## start Dataset excerpts
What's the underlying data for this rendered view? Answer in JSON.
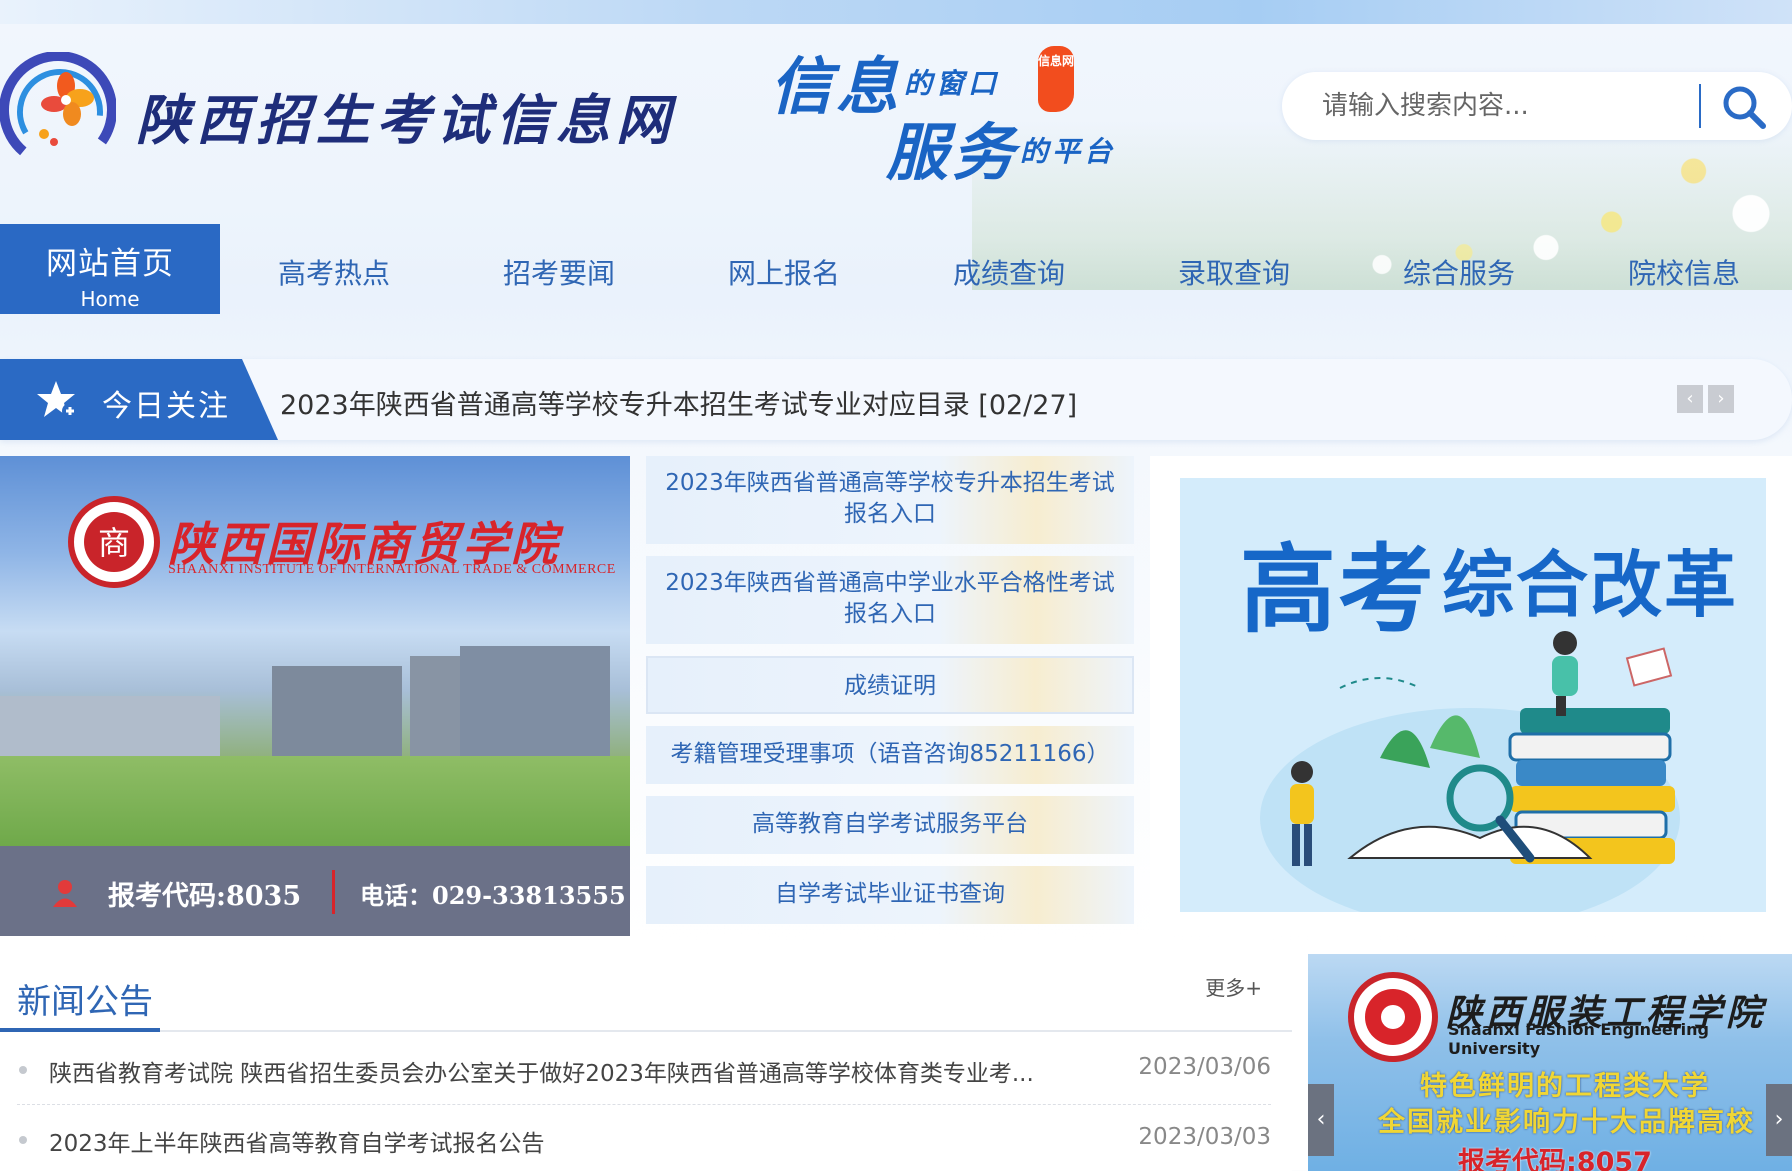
{
  "header": {
    "site_title": "陕西招生考试信息网",
    "slogan_line1_big": "信息",
    "slogan_line1_small": "的窗口",
    "slogan_line2_big": "服务",
    "slogan_line2_small": "的平台",
    "slogan_seal": "信息网",
    "search_placeholder": "请输入搜索内容..."
  },
  "nav": {
    "home_zh": "网站首页",
    "home_en": "Home",
    "items": [
      "高考热点",
      "招考要闻",
      "网上报名",
      "成绩查询",
      "录取查询",
      "综合服务",
      "院校信息"
    ]
  },
  "focus": {
    "label": "今日关注",
    "headline": "2023年陕西省普通高等学校专升本招生考试专业对应目录  [02/27]",
    "prev": "‹",
    "next": "›"
  },
  "left_banner": {
    "school_cn": "陕西国际商贸学院",
    "school_en": "SHAANXI INSTITUTE OF INTERNATIONAL TRADE & COMMERCE",
    "emblem": "商",
    "code": "报考代码:8035",
    "tel": "电话：029-33813555"
  },
  "quick_links": [
    "2023年陕西省普通高等学校专升本招生考试报名入口",
    "2023年陕西省普通高中学业水平合格性考试报名入口",
    "成绩证明",
    "考籍管理受理事项（语音咨询85211166）",
    "高等教育自学考试服务平台",
    "自学考试毕业证书查询"
  ],
  "right_banner": {
    "title_big": "高考",
    "title_rest": "综合改革"
  },
  "news": {
    "title": "新闻公告",
    "more": "更多+",
    "items": [
      {
        "text": "陕西省教育考试院 陕西省招生委员会办公室关于做好2023年陕西省普通高等学校体育类专业考...",
        "date": "2023/03/06"
      },
      {
        "text": "2023年上半年陕西省高等教育自学考试报名公告",
        "date": "2023/03/03"
      }
    ]
  },
  "right_ad": {
    "school_cn": "陕西服装工程学院",
    "school_en": "Shaanxi Fashion Engineering University",
    "line1": "特色鲜明的工程类大学",
    "line2": "全国就业影响力十大品牌高校",
    "line3": "报考代码:8057",
    "prev": "‹",
    "next": "›"
  },
  "colors": {
    "brand_blue": "#2a69c4",
    "nav_text": "#2f66b4",
    "title_navy": "#1e2d7a"
  }
}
## end Dataset excerpts
▶ Objective: Quote the material word for word, dropping any images it holds.

▶ Task output:
What's the underlying data for this rendered view? Answer in JSON.
{
  "header": {
    "site_title": "陕西招生考试信息网",
    "slogan_line1_big": "信息",
    "slogan_line1_small": "的窗口",
    "slogan_line2_big": "服务",
    "slogan_line2_small": "的平台",
    "slogan_seal": "信息网",
    "search_placeholder": "请输入搜索内容..."
  },
  "nav": {
    "home_zh": "网站首页",
    "home_en": "Home",
    "items": [
      "高考热点",
      "招考要闻",
      "网上报名",
      "成绩查询",
      "录取查询",
      "综合服务",
      "院校信息"
    ]
  },
  "focus": {
    "label": "今日关注",
    "headline": "2023年陕西省普通高等学校专升本招生考试专业对应目录  [02/27]",
    "prev": "‹",
    "next": "›"
  },
  "left_banner": {
    "school_cn": "陕西国际商贸学院",
    "school_en": "SHAANXI INSTITUTE OF INTERNATIONAL TRADE & COMMERCE",
    "emblem": "商",
    "code": "报考代码:8035",
    "tel": "电话：029-33813555"
  },
  "quick_links": [
    "2023年陕西省普通高等学校专升本招生考试报名入口",
    "2023年陕西省普通高中学业水平合格性考试报名入口",
    "成绩证明",
    "考籍管理受理事项（语音咨询85211166）",
    "高等教育自学考试服务平台",
    "自学考试毕业证书查询"
  ],
  "right_banner": {
    "title_big": "高考",
    "title_rest": "综合改革"
  },
  "news": {
    "title": "新闻公告",
    "more": "更多+",
    "items": [
      {
        "text": "陕西省教育考试院 陕西省招生委员会办公室关于做好2023年陕西省普通高等学校体育类专业考...",
        "date": "2023/03/06"
      },
      {
        "text": "2023年上半年陕西省高等教育自学考试报名公告",
        "date": "2023/03/03"
      }
    ]
  },
  "right_ad": {
    "school_cn": "陕西服装工程学院",
    "school_en": "Shaanxi Fashion Engineering University",
    "line1": "特色鲜明的工程类大学",
    "line2": "全国就业影响力十大品牌高校",
    "line3": "报考代码:8057",
    "prev": "‹",
    "next": "›"
  },
  "colors": {
    "brand_blue": "#2a69c4",
    "nav_text": "#2f66b4",
    "title_navy": "#1e2d7a"
  }
}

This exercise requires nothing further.